## Set task:
Show each line of the rows below that contains the string "this", copying every such line in full. Case counts, so a line matches only if its capitals and lowercase letters agree with the string.

## Input data:
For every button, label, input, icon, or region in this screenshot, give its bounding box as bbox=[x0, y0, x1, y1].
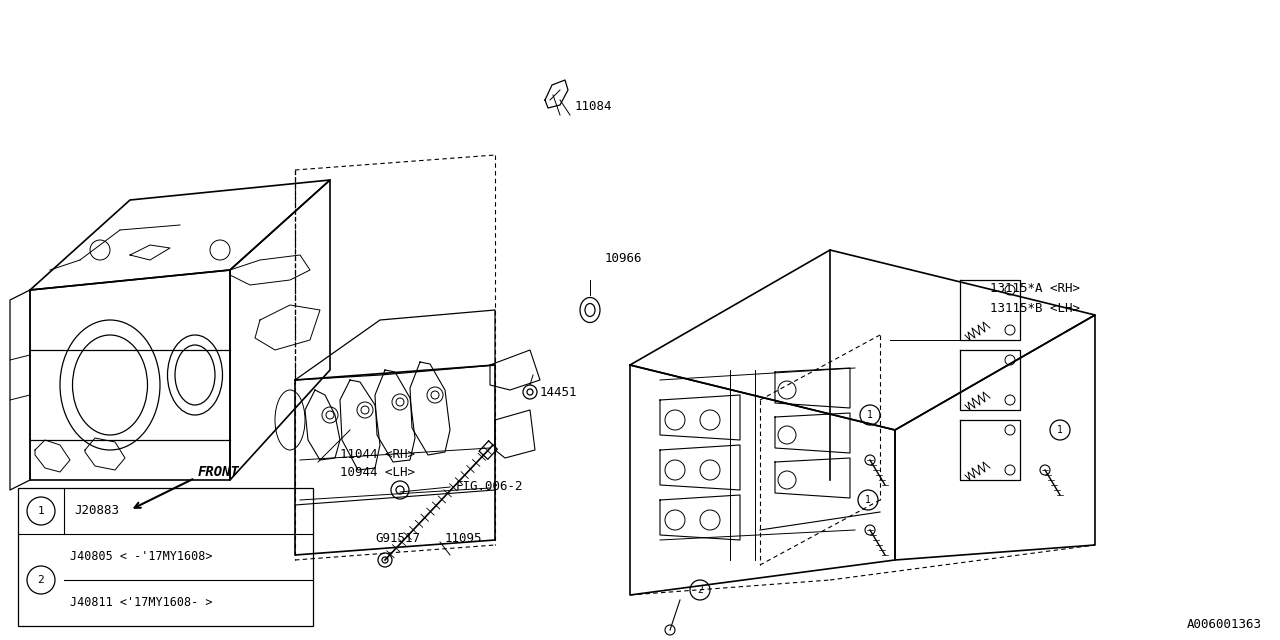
Text: 11084: 11084 bbox=[575, 100, 613, 113]
Text: 2: 2 bbox=[37, 575, 45, 585]
Text: J40811 <'17MY1608- >: J40811 <'17MY1608- > bbox=[70, 596, 212, 609]
Text: J20883: J20883 bbox=[74, 504, 119, 518]
Text: 1: 1 bbox=[867, 410, 873, 420]
Text: 1: 1 bbox=[37, 506, 45, 516]
Text: 11095: 11095 bbox=[445, 531, 483, 545]
Text: G91517: G91517 bbox=[375, 531, 420, 545]
Text: A006001363: A006001363 bbox=[1187, 618, 1262, 632]
Text: 10966: 10966 bbox=[605, 252, 643, 264]
Bar bbox=[18, 488, 314, 626]
Text: FRONT: FRONT bbox=[198, 465, 239, 479]
Text: FIG.006-2: FIG.006-2 bbox=[456, 481, 524, 493]
Text: 13115*B <LH>: 13115*B <LH> bbox=[989, 301, 1080, 314]
Text: 1: 1 bbox=[865, 495, 870, 505]
Text: 1: 1 bbox=[1057, 425, 1062, 435]
Text: 13115*A <RH>: 13115*A <RH> bbox=[989, 282, 1080, 294]
Text: 14451: 14451 bbox=[540, 385, 577, 399]
Text: 10944 <LH>: 10944 <LH> bbox=[340, 467, 415, 479]
Text: 2: 2 bbox=[698, 585, 703, 595]
Text: 11044 <RH>: 11044 <RH> bbox=[340, 449, 415, 461]
Text: J40805 < -'17MY1608>: J40805 < -'17MY1608> bbox=[70, 550, 212, 563]
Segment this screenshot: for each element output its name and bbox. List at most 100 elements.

## Task solution:
For every button, label, input, icon, or region in this screenshot, give its bounding box as bbox=[x0, y0, x1, y1].
Segment this screenshot: for each element output its name and bbox. List at most 100 elements.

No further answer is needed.